Dataset records
──────────

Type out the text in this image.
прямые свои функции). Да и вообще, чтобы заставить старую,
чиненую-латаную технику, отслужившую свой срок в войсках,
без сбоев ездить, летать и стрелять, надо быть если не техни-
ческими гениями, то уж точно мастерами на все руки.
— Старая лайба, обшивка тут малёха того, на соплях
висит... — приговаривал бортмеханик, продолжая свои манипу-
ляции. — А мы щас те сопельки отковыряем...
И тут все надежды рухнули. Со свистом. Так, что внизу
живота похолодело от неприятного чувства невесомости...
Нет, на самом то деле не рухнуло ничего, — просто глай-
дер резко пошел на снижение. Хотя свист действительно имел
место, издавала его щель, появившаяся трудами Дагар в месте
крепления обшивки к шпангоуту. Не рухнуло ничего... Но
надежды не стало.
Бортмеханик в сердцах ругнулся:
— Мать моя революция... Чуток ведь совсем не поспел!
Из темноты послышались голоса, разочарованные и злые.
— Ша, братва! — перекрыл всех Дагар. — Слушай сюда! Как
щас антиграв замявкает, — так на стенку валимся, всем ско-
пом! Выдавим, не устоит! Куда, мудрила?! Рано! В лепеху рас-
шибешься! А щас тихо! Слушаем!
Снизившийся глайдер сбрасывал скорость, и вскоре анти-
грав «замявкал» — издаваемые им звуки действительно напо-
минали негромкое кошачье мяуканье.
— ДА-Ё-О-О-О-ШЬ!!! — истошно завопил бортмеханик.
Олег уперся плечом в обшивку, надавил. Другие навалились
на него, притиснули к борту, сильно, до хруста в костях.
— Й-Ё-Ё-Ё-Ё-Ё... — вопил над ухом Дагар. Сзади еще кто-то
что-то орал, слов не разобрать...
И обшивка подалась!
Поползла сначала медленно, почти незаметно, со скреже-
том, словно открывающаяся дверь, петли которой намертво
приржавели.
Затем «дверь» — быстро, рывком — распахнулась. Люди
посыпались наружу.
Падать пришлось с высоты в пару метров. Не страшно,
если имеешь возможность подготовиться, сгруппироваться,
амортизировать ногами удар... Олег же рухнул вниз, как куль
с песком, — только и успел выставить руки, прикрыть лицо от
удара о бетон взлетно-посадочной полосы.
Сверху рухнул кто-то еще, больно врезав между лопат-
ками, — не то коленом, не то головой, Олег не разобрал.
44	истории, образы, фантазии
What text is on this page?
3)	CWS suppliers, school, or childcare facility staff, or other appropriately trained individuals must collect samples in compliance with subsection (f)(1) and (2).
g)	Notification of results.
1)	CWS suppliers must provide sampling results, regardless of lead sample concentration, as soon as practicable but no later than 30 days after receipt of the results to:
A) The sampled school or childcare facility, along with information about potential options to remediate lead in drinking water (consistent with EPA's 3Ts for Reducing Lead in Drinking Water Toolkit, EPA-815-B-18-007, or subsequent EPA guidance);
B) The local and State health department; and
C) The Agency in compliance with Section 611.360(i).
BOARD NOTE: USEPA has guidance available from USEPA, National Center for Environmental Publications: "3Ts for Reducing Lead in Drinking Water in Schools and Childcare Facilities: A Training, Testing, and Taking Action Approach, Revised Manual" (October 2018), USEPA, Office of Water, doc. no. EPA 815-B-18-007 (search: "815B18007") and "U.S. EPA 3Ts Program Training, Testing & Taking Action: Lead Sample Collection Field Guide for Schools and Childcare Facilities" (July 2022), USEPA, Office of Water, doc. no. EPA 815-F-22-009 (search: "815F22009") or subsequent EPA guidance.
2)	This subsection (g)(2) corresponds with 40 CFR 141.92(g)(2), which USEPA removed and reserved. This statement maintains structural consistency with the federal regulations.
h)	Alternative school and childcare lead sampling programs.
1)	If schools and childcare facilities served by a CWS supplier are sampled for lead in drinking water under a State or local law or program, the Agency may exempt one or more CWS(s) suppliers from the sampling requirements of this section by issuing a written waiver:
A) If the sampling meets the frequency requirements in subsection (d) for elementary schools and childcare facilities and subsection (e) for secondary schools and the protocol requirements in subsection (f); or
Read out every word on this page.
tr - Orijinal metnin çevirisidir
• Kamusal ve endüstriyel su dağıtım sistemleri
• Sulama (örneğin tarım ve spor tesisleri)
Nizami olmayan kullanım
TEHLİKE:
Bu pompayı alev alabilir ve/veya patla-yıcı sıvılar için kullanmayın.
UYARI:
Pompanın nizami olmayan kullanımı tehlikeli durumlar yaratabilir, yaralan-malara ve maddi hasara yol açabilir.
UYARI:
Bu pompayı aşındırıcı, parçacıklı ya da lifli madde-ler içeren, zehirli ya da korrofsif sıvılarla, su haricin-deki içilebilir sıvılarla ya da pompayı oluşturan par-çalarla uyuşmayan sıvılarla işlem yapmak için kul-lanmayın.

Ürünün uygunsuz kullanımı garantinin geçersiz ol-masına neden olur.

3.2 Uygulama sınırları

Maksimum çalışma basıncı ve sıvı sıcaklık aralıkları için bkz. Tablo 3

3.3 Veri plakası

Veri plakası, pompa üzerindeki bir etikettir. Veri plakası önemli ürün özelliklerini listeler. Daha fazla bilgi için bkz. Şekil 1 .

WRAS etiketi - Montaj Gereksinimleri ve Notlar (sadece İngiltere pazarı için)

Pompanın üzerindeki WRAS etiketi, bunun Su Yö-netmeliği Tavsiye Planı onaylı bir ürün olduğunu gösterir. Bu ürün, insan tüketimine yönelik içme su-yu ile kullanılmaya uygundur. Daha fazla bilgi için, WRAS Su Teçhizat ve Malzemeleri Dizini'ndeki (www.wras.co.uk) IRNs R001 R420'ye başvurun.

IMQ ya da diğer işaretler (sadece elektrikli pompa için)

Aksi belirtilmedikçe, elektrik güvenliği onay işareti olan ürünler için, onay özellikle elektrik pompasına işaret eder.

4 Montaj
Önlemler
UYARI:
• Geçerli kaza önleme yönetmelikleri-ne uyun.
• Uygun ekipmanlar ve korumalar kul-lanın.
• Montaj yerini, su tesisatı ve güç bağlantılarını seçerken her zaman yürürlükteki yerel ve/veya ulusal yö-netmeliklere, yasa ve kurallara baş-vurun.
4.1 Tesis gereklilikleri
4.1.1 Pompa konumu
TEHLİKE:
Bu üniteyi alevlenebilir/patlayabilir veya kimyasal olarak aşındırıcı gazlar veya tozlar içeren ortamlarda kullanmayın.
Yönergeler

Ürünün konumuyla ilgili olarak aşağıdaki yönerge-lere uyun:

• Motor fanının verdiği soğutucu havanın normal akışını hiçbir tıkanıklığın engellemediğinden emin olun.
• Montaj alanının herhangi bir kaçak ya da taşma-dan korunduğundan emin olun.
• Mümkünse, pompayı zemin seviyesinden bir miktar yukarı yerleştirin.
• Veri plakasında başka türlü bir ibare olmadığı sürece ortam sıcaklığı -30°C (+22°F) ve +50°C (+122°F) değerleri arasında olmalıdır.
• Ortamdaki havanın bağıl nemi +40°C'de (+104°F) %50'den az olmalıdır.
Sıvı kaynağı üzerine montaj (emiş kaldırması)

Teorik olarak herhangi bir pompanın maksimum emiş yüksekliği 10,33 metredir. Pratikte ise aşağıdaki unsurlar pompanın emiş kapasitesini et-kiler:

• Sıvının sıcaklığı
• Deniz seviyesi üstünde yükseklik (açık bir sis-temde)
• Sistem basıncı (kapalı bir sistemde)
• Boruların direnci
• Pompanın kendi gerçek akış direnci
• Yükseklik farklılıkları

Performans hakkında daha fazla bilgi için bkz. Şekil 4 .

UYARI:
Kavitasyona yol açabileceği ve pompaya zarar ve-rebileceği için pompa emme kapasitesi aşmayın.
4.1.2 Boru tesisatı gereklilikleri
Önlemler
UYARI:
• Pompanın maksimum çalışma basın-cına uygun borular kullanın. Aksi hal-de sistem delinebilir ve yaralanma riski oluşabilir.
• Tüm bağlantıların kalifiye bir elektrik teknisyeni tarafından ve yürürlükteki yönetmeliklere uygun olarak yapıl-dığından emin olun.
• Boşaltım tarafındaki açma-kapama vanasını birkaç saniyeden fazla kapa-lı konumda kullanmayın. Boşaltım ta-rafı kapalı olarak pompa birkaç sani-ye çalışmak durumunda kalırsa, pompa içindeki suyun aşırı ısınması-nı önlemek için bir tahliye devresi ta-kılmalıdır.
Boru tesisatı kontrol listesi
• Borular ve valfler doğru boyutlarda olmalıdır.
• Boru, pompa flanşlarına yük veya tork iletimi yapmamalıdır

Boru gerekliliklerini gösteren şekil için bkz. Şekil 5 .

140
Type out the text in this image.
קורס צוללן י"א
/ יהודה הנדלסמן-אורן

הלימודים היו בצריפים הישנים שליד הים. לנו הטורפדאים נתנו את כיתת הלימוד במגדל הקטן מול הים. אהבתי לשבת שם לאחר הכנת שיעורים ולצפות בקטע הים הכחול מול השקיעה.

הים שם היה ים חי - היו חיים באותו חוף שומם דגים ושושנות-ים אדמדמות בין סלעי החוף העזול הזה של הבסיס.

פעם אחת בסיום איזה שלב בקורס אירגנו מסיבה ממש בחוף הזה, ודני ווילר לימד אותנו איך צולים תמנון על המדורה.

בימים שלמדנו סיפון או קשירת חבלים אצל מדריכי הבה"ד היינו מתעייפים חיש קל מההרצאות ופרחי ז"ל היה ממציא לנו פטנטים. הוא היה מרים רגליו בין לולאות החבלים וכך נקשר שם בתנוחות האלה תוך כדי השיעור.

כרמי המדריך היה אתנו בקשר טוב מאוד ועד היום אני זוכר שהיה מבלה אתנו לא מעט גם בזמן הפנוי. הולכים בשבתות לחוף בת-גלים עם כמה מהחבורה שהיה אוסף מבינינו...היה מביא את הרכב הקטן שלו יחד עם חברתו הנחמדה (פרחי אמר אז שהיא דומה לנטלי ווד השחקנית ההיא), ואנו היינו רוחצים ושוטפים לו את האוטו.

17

──────────

--- Work instructions ---
Locate each line containing the string "yürürlükteki" and show it.

--- Finished exercise ---
• Montaj yerini, su tesisatı ve güç bağlantılarını seçerken her zaman yürürlükteki yerel ve/veya ulusal yö-netmeliklere, yasa ve kurallara baş-vurun.
• Tüm bağlantıların kalifiye bir elektrik teknisyeni tarafından ve yürürlükteki yönetmeliklere uygun olarak yapıl-dığından emin olun.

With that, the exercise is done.